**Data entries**
....

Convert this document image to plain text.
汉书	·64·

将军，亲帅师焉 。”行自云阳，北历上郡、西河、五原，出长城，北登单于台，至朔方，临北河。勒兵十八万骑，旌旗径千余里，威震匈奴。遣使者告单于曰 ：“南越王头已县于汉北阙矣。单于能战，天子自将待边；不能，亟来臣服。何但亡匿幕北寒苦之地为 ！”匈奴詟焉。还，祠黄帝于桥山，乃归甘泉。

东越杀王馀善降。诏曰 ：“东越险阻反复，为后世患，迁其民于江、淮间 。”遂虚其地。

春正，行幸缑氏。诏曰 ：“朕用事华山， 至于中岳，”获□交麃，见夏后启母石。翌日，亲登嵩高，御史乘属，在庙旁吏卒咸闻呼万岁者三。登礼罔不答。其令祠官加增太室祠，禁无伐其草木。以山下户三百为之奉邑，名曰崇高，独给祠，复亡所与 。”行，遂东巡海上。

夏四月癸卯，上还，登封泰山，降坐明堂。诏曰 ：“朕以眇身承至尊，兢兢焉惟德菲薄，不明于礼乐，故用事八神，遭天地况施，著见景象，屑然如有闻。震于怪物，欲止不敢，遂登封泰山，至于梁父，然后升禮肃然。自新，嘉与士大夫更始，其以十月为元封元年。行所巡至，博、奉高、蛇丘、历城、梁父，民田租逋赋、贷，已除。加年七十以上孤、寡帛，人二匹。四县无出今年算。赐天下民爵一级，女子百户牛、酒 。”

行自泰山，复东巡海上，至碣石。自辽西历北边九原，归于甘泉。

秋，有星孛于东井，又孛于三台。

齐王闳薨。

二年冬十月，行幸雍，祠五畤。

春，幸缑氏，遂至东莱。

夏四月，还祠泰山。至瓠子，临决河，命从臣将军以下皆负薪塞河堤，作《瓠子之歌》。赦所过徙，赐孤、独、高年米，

....

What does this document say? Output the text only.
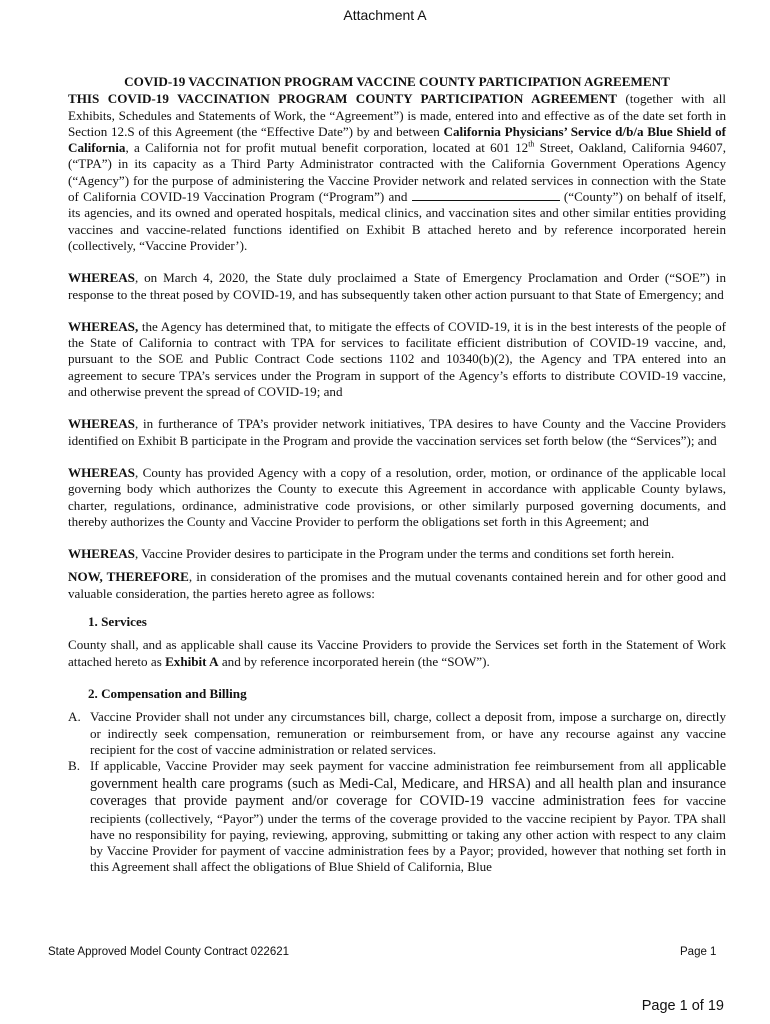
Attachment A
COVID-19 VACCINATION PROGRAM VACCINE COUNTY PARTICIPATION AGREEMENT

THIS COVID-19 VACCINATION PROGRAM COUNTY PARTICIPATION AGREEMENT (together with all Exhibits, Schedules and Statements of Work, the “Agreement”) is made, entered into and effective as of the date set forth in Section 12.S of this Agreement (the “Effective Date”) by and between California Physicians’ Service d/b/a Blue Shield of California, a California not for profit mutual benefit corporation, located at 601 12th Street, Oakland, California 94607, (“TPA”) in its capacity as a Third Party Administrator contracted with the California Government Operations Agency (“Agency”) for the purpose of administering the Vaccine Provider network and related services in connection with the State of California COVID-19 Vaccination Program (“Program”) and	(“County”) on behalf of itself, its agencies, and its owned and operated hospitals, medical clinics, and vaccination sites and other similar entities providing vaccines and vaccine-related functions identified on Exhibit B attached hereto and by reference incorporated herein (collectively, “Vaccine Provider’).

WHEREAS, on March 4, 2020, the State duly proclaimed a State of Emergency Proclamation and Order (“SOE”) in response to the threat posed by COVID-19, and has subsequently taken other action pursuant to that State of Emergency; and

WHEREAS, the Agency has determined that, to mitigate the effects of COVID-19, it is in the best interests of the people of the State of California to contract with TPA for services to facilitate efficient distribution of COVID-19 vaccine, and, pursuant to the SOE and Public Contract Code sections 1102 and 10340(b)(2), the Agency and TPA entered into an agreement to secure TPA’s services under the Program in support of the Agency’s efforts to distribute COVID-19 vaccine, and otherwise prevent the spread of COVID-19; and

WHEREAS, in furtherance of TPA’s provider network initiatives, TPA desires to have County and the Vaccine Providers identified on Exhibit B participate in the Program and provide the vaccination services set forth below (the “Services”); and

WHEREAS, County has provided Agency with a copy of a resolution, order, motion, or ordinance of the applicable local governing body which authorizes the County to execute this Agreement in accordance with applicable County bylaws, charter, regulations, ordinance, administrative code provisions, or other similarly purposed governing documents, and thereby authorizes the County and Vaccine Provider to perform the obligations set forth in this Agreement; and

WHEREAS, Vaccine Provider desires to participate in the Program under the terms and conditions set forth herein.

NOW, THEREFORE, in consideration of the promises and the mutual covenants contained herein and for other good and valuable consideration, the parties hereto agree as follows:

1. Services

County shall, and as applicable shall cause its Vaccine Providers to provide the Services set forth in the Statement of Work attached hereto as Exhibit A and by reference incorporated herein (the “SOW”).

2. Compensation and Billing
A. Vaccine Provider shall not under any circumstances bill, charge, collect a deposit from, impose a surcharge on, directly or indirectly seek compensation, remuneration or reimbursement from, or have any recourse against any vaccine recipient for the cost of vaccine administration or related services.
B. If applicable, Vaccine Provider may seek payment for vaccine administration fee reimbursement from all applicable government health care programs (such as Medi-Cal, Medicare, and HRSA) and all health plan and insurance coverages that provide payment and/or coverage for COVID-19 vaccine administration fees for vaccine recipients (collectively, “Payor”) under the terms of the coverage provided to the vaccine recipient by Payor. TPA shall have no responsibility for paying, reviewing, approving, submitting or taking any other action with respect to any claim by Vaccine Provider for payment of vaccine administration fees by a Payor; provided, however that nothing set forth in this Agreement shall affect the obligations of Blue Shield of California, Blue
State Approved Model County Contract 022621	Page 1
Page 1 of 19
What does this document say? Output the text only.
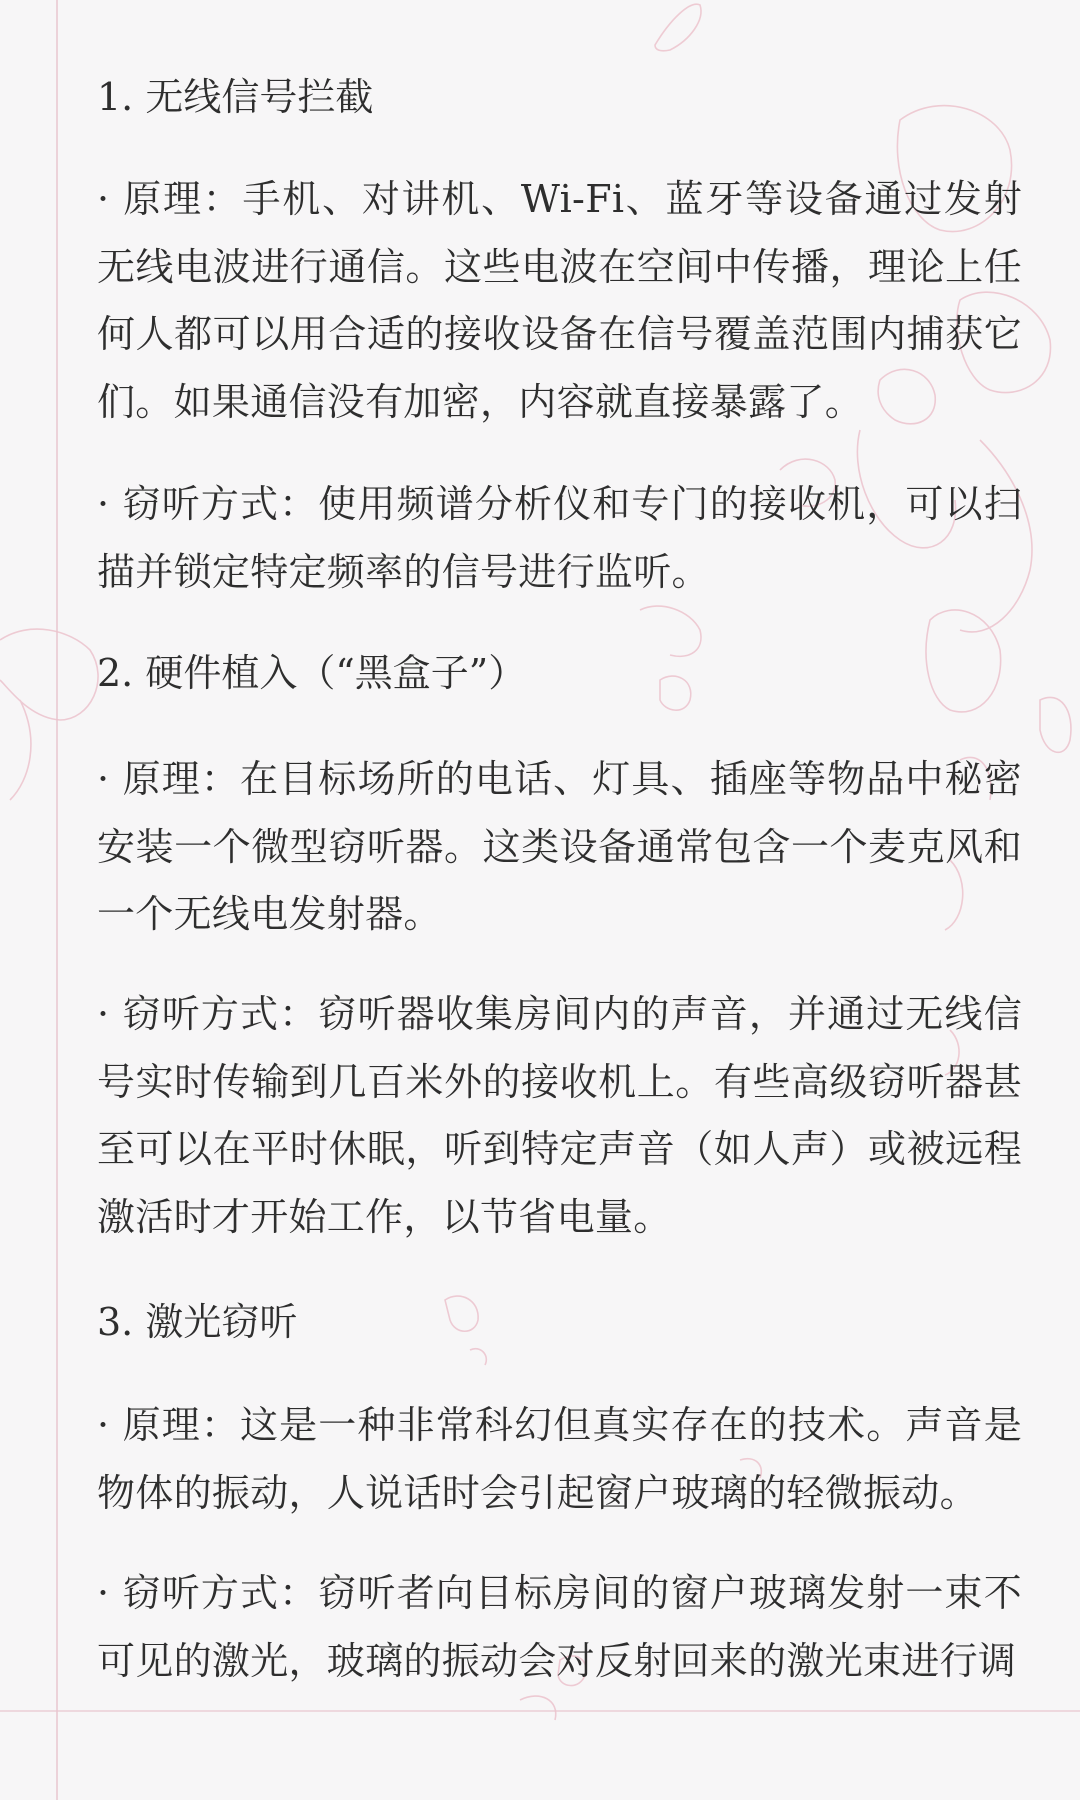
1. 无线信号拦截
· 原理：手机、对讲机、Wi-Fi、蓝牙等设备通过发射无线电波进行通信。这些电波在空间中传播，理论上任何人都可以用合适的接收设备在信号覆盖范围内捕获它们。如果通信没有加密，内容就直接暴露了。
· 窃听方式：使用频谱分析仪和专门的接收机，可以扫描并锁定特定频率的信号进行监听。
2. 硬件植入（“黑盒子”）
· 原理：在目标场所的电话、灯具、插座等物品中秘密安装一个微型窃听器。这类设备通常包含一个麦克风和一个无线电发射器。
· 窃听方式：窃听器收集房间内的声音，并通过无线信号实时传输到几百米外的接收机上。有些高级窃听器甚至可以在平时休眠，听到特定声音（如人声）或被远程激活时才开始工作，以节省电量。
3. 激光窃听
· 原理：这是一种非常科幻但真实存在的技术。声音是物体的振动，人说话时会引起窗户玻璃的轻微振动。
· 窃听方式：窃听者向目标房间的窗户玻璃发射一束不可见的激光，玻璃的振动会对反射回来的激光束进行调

....

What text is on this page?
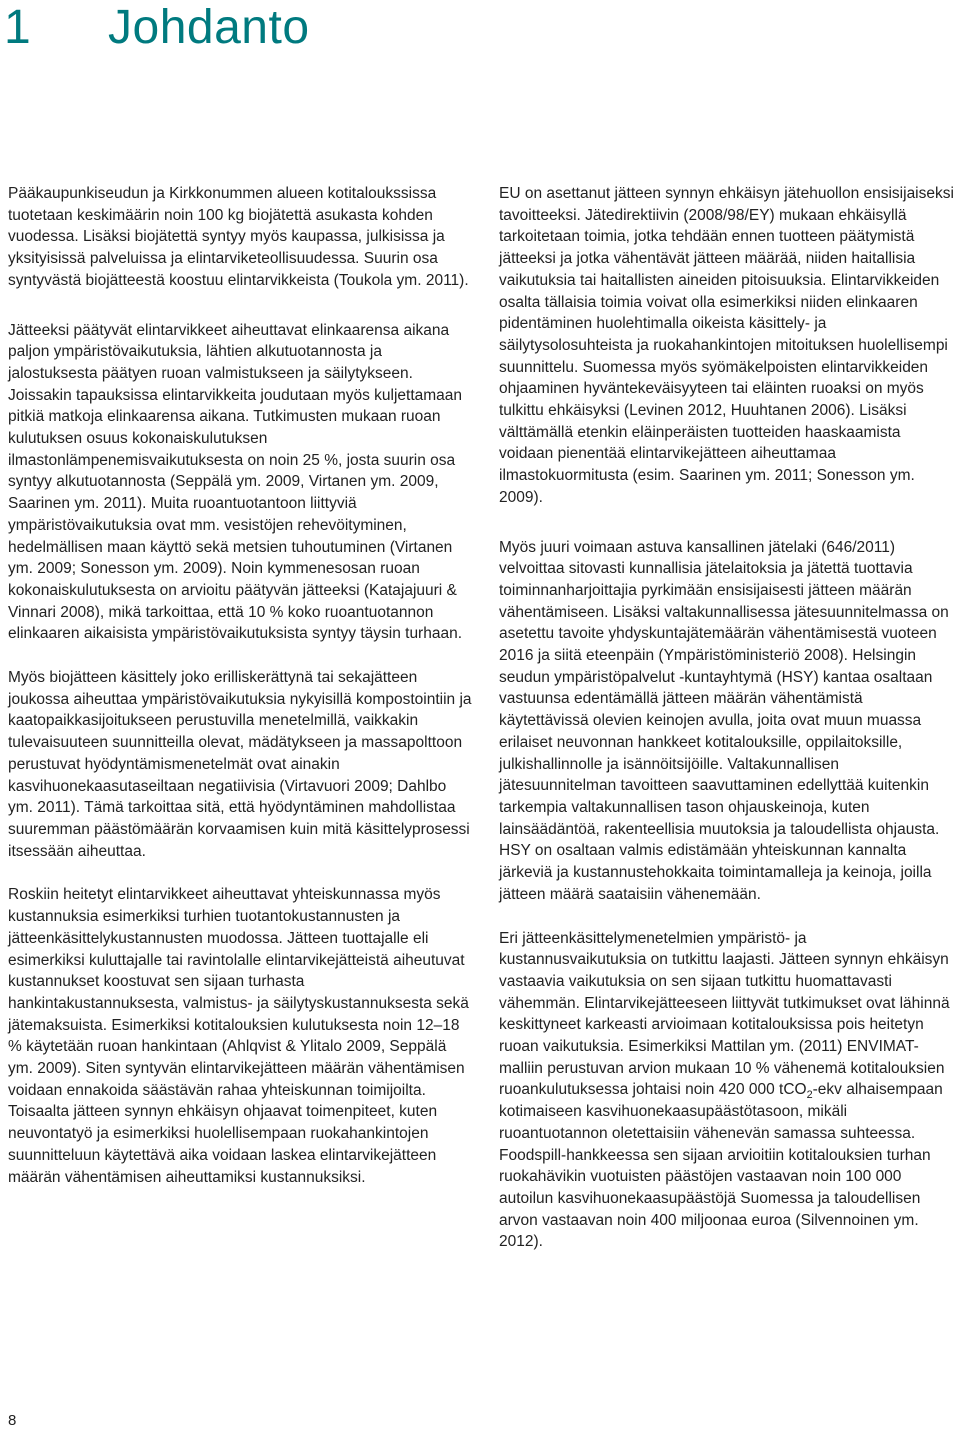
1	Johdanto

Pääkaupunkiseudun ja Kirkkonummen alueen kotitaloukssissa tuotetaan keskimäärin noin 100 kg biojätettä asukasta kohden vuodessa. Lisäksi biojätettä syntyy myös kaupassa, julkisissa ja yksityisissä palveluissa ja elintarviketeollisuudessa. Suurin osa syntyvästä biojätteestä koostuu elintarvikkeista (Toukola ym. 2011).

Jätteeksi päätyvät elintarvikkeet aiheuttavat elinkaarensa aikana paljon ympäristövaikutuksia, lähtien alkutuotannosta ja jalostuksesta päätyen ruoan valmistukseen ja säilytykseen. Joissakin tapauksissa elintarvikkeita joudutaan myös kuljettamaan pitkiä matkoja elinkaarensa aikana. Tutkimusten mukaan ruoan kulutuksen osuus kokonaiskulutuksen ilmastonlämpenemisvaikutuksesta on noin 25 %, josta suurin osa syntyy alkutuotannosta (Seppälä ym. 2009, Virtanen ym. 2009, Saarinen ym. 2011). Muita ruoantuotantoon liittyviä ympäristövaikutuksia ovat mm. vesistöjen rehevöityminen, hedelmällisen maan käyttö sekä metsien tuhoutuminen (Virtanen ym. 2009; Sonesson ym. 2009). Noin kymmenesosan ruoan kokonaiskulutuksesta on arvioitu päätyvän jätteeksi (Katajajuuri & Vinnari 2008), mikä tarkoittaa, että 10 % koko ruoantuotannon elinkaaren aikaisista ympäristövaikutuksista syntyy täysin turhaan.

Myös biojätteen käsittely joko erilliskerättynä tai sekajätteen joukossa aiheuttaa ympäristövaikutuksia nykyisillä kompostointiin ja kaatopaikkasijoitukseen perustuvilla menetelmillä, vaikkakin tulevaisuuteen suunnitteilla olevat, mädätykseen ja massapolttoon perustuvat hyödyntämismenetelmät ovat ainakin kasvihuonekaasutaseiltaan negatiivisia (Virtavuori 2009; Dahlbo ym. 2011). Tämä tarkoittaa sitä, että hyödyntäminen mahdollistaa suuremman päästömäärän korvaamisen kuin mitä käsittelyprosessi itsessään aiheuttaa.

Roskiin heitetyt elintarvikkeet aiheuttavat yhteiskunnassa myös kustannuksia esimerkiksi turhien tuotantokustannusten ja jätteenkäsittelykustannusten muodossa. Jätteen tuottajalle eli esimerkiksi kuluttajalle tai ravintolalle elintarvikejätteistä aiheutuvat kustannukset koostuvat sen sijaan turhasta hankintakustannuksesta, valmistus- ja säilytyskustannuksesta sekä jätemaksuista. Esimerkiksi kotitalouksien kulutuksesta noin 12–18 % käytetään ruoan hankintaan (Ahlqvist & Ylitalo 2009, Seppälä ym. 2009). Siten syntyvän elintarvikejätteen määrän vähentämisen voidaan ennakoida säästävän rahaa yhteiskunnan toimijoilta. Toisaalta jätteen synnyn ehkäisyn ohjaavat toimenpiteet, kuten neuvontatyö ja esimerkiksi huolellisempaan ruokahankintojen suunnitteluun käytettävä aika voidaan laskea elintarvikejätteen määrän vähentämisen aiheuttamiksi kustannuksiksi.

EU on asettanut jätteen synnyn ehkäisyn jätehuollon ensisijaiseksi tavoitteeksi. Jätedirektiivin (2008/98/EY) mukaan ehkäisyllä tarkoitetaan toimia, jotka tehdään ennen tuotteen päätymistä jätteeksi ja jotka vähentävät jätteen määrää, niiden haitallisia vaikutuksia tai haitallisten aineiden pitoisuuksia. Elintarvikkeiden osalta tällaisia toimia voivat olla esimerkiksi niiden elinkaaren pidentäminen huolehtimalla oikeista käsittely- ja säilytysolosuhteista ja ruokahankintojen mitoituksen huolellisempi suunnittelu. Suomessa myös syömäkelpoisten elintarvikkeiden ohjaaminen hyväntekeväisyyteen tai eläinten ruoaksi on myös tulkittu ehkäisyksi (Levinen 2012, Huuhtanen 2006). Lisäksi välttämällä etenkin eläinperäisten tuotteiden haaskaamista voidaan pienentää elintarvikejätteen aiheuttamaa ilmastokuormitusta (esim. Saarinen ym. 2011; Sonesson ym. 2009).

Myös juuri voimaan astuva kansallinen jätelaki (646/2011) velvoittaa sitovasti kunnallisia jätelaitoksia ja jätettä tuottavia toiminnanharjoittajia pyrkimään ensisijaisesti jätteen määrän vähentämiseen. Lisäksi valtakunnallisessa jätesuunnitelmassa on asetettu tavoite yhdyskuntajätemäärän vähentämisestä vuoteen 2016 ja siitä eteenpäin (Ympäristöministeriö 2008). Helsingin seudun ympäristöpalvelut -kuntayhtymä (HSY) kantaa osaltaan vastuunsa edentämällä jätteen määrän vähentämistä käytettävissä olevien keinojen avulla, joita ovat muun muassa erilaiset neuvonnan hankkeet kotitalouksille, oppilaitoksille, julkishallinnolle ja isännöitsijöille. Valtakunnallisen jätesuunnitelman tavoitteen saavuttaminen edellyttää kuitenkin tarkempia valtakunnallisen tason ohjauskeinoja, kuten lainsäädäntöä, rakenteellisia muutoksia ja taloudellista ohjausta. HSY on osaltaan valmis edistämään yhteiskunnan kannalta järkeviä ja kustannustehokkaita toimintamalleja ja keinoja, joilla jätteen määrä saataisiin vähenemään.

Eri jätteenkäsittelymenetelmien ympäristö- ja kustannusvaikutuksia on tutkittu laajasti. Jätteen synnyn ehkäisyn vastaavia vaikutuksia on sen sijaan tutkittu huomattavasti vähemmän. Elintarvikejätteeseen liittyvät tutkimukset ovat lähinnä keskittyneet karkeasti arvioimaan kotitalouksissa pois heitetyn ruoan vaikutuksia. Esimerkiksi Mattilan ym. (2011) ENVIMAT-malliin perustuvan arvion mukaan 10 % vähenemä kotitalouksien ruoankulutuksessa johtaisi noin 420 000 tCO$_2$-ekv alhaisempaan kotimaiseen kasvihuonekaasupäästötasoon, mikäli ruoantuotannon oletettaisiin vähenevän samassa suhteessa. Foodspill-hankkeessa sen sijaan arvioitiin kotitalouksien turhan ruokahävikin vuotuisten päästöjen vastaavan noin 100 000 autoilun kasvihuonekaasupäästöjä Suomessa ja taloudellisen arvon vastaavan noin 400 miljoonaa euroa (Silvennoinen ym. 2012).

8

....

**THE PROBLEM**
Gather all lines from the listing above in which "desires" occurs.

**FINISHED ANSWER**
WHEREAS, in furtherance of TPA’s provider network initiatives, TPA desires to have County and the Vaccine Providers identified on Exhibit B participate in the Program and provide the vaccination services set forth below (the “Services”); and
WHEREAS, Vaccine Provider desires to participate in the Program under the terms and conditions set forth herein.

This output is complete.